• Stated goal:
Extract all of the data and reproduce it precisely.
--------
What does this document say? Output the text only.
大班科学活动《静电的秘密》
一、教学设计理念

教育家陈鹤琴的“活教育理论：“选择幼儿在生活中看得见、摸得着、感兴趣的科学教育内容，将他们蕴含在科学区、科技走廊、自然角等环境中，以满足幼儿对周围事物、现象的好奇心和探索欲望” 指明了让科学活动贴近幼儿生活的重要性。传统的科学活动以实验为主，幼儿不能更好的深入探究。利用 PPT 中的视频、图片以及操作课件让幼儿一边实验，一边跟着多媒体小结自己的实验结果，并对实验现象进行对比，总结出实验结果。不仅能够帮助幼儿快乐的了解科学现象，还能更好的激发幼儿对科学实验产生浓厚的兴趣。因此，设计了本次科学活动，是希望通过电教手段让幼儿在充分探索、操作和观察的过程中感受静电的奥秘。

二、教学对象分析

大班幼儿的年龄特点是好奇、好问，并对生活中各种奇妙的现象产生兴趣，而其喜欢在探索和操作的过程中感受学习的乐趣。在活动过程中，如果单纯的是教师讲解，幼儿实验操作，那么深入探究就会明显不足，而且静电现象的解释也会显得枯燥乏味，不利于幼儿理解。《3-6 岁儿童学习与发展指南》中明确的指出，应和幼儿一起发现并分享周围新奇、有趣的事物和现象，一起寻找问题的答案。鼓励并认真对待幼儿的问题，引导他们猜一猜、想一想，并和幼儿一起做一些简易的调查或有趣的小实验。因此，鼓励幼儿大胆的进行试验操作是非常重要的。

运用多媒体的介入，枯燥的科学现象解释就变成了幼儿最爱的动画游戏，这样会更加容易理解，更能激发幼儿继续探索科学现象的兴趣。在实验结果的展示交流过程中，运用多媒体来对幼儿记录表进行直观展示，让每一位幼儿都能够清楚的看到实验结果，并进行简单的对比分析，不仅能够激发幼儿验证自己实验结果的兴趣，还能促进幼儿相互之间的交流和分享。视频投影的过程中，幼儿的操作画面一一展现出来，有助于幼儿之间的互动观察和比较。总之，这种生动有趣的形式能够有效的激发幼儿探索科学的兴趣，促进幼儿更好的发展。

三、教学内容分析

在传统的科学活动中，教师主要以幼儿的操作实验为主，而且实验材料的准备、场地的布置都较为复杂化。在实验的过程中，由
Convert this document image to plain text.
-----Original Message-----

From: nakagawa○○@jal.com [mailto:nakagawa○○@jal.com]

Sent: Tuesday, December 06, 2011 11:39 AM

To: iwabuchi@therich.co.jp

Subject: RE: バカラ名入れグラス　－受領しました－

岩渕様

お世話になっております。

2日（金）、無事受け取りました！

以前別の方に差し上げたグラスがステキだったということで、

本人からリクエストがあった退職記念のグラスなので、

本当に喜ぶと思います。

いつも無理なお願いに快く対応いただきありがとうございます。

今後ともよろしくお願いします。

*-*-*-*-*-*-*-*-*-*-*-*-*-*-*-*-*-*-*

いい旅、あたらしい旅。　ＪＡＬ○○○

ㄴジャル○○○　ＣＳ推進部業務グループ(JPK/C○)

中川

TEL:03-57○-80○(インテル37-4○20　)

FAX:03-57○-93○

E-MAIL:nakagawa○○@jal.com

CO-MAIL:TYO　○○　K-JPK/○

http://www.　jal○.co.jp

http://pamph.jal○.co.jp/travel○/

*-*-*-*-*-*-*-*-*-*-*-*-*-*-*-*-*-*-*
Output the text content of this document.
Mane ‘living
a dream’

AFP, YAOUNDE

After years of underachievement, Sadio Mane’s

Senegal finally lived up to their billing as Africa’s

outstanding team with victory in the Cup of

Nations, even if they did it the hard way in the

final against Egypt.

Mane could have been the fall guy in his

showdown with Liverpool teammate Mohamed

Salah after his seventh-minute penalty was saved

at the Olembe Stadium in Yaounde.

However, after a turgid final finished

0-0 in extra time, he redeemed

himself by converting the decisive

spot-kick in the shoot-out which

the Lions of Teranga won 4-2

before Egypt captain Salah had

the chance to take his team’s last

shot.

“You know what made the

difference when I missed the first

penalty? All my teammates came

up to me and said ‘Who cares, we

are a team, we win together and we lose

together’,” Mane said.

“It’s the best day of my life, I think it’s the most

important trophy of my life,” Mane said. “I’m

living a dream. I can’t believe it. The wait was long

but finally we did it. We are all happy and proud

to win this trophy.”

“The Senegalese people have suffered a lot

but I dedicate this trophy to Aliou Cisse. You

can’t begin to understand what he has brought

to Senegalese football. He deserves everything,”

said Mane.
--------
• Expected answer:
What does this document say? Output the text only.
大班科学活动《静电的秘密》
一、教学设计理念

教育家陈鹤琴的“活教育理论：“选择幼儿在生活中看得见、摸得着、感兴趣的科学教育内容，将他们蕴含在科学区、科技走廊、自然角等环境中，以满足幼儿对周围事物、现象的好奇心和探索欲望” 指明了让科学活动贴近幼儿生活的重要性。传统的科学活动以实验为主，幼儿不能更好的深入探究。利用 PPT 中的视频、图片以及操作课件让幼儿一边实验，一边跟着多媒体小结自己的实验结果，并对实验现象进行对比，总结出实验结果。不仅能够帮助幼儿快乐的了解科学现象，还能更好的激发幼儿对科学实验产生浓厚的兴趣。因此，设计了本次科学活动，是希望通过电教手段让幼儿在充分探索、操作和观察的过程中感受静电的奥秘。

二、教学对象分析

大班幼儿的年龄特点是好奇、好问，并对生活中各种奇妙的现象产生兴趣，而其喜欢在探索和操作的过程中感受学习的乐趣。在活动过程中，如果单纯的是教师讲解，幼儿实验操作，那么深入探究就会明显不足，而且静电现象的解释也会显得枯燥乏味，不利于幼儿理解。《3-6 岁儿童学习与发展指南》中明确的指出，应和幼儿一起发现并分享周围新奇、有趣的事物和现象，一起寻找问题的答案。鼓励并认真对待幼儿的问题，引导他们猜一猜、想一想，并和幼儿一起做一些简易的调查或有趣的小实验。因此，鼓励幼儿大胆的进行试验操作是非常重要的。

运用多媒体的介入，枯燥的科学现象解释就变成了幼儿最爱的动画游戏，这样会更加容易理解，更能激发幼儿继续探索科学现象的兴趣。在实验结果的展示交流过程中，运用多媒体来对幼儿记录表进行直观展示，让每一位幼儿都能够清楚的看到实验结果，并进行简单的对比分析，不仅能够激发幼儿验证自己实验结果的兴趣，还能促进幼儿相互之间的交流和分享。视频投影的过程中，幼儿的操作画面一一展现出来，有助于幼儿之间的互动观察和比较。总之，这种生动有趣的形式能够有效的激发幼儿探索科学的兴趣，促进幼儿更好的发展。

三、教学内容分析

在传统的科学活动中，教师主要以幼儿的操作实验为主，而且实验材料的准备、场地的布置都较为复杂化。在实验的过程中，由
Convert this document image to plain text.
-----Original Message-----

From: nakagawa○○@jal.com [mailto:nakagawa○○@jal.com]

Sent: Tuesday, December 06, 2011 11:39 AM

To: iwabuchi@therich.co.jp

Subject: RE: バカラ名入れグラス　－受領しました－

岩渕様

お世話になっております。

2日（金）、無事受け取りました！

以前別の方に差し上げたグラスがステキだったということで、

本人からリクエストがあった退職記念のグラスなので、

本当に喜ぶと思います。

いつも無理なお願いに快く対応いただきありがとうございます。

今後ともよろしくお願いします。

*-*-*-*-*-*-*-*-*-*-*-*-*-*-*-*-*-*-*

いい旅、あたらしい旅。　ＪＡＬ○○○

ㄴジャル○○○　ＣＳ推進部業務グループ(JPK/C○)

中川

TEL:03-57○-80○(インテル37-4○20　)

FAX:03-57○-93○

E-MAIL:nakagawa○○@jal.com

CO-MAIL:TYO　○○　K-JPK/○

http://www.　jal○.co.jp

http://pamph.jal○.co.jp/travel○/

*-*-*-*-*-*-*-*-*-*-*-*-*-*-*-*-*-*-*
Output the text content of this document.
Mane ‘living
a dream’

AFP, YAOUNDE

After years of underachievement, Sadio Mane’s

Senegal finally lived up to their billing as Africa’s

outstanding team with victory in the Cup of

Nations, even if they did it the hard way in the

final against Egypt.

Mane could have been the fall guy in his

showdown with Liverpool teammate Mohamed

Salah after his seventh-minute penalty was saved

at the Olembe Stadium in Yaounde.

However, after a turgid final finished

0-0 in extra time, he redeemed

himself by converting the decisive

spot-kick in the shoot-out which

the Lions of Teranga won 4-2

before Egypt captain Salah had

the chance to take his team’s last

shot.

“You know what made the

difference when I missed the first

penalty? All my teammates came

up to me and said ‘Who cares, we

are a team, we win together and we lose

together’,” Mane said.

“It’s the best day of my life, I think it’s the most

important trophy of my life,” Mane said. “I’m

living a dream. I can’t believe it. The wait was long

but finally we did it. We are all happy and proud

to win this trophy.”

“The Senegalese people have suffered a lot

but I dedicate this trophy to Aliou Cisse. You

can’t begin to understand what he has brought

to Senegalese football. He deserves everything,”

said Mane.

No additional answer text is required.